[TASK GOAL]: Send each entry back exactly as given, pictures excluded.

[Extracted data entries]
+ + + +
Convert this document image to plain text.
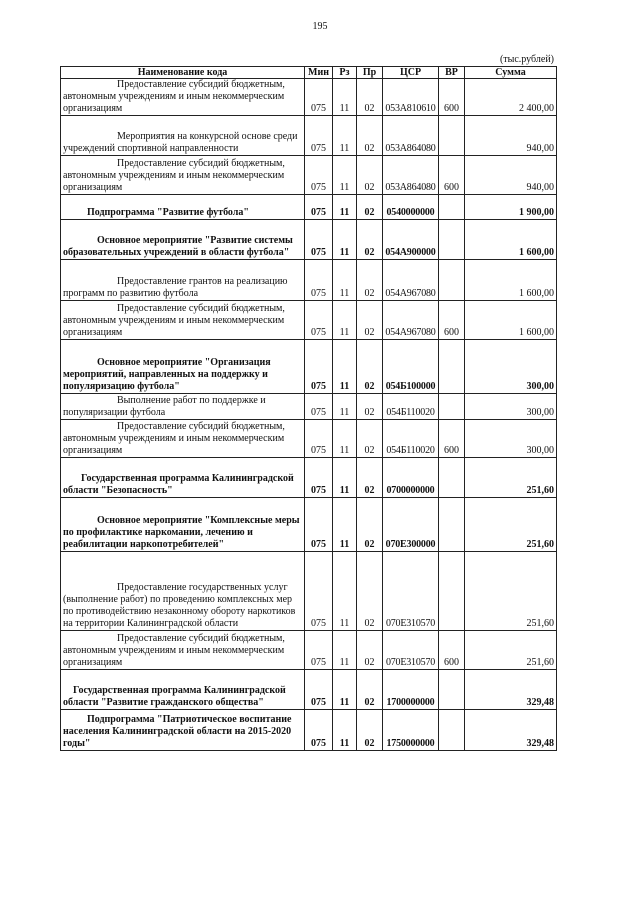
195
(тыс.рублей)
Наименование кода	Мин	Рз	Пр	ЦСР	ВР	Сумма

Предоставление субсидий бюджетным, автономным учреждениям и иным некоммерческим организациям	075	11	02	053А810610	600	2 400,00

Мероприятия на конкурсной основе среди учреждений спортивной направленности	075	11	02	053А864080		940,00

Предоставление субсидий бюджетным, автономным учреждениям и иным некоммерческим организациям	075	11	02	053А864080	600	940,00

Подпрограмма "Развитие футбола"	075	11	02	0540000000		1 900,00

Основное мероприятие "Развитие системы образовательных учреждений в области футбола"	075	11	02	054А900000		1 600,00

Предоставление грантов на реализацию программ по развитию футбола	075	11	02	054А967080		1 600,00

Предоставление субсидий бюджетным, автономным учреждениям и иным некоммерческим организациям	075	11	02	054А967080	600	1 600,00

Основное мероприятие "Организация мероприятий, направленных на поддержку и популяризацию футбола"	075	11	02	054Б100000		300,00

Выполнение работ по поддержке и популяризации футбола	075	11	02	054Б110020		300,00

Предоставление субсидий бюджетным, автономным учреждениям и иным некоммерческим организациям	075	11	02	054Б110020	600	300,00

Государственная программа Калининградской области "Безопасность"	075	11	02	0700000000		251,60

Основное мероприятие "Комплексные меры по профилактике наркомании, лечению и реабилитации наркопотребителей"	075	11	02	070Е300000		251,60

Предоставление государственных услуг (выполнение работ) по проведению комплексных мер по противодействию незаконному обороту наркотиков на территории Калининградской области	075	11	02	070Е310570		251,60

Предоставление субсидий бюджетным, автономным учреждениям и иным некоммерческим организациям	075	11	02	070Е310570	600	251,60

Государственная программа Калининградской области "Развитие гражданского общества"	075	11	02	1700000000		329,48

Подпрограмма "Патриотическое воспитание населения Калининградской области на 2015-2020 годы"	075	11	02	1750000000		329,48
+ + + +
[EXERCISE ANSWER]:
Convert this document image to plain text.
195
(тыс.рублей)
Наименование кода	Мин	Рз	Пр	ЦСР	ВР	Сумма

Предоставление субсидий бюджетным, автономным учреждениям и иным некоммерческим организациям	075	11	02	053А810610	600	2 400,00

Мероприятия на конкурсной основе среди учреждений спортивной направленности	075	11	02	053А864080		940,00

Предоставление субсидий бюджетным, автономным учреждениям и иным некоммерческим организациям	075	11	02	053А864080	600	940,00

Подпрограмма "Развитие футбола"	075	11	02	0540000000		1 900,00

Основное мероприятие "Развитие системы образовательных учреждений в области футбола"	075	11	02	054А900000		1 600,00

Предоставление грантов на реализацию программ по развитию футбола	075	11	02	054А967080		1 600,00

Предоставление субсидий бюджетным, автономным учреждениям и иным некоммерческим организациям	075	11	02	054А967080	600	1 600,00

Основное мероприятие "Организация мероприятий, направленных на поддержку и популяризацию футбола"	075	11	02	054Б100000		300,00

Выполнение работ по поддержке и популяризации футбола	075	11	02	054Б110020		300,00

Предоставление субсидий бюджетным, автономным учреждениям и иным некоммерческим организациям	075	11	02	054Б110020	600	300,00

Государственная программа Калининградской области "Безопасность"	075	11	02	0700000000		251,60

Основное мероприятие "Комплексные меры по профилактике наркомании, лечению и реабилитации наркопотребителей"	075	11	02	070Е300000		251,60

Предоставление государственных услуг (выполнение работ) по проведению комплексных мер по противодействию незаконному обороту наркотиков на территории Калининградской области	075	11	02	070Е310570		251,60

Предоставление субсидий бюджетным, автономным учреждениям и иным некоммерческим организациям	075	11	02	070Е310570	600	251,60

Государственная программа Калининградской области "Развитие гражданского общества"	075	11	02	1700000000		329,48

Подпрограмма "Патриотическое воспитание населения Калининградской области на 2015-2020 годы"	075	11	02	1750000000		329,48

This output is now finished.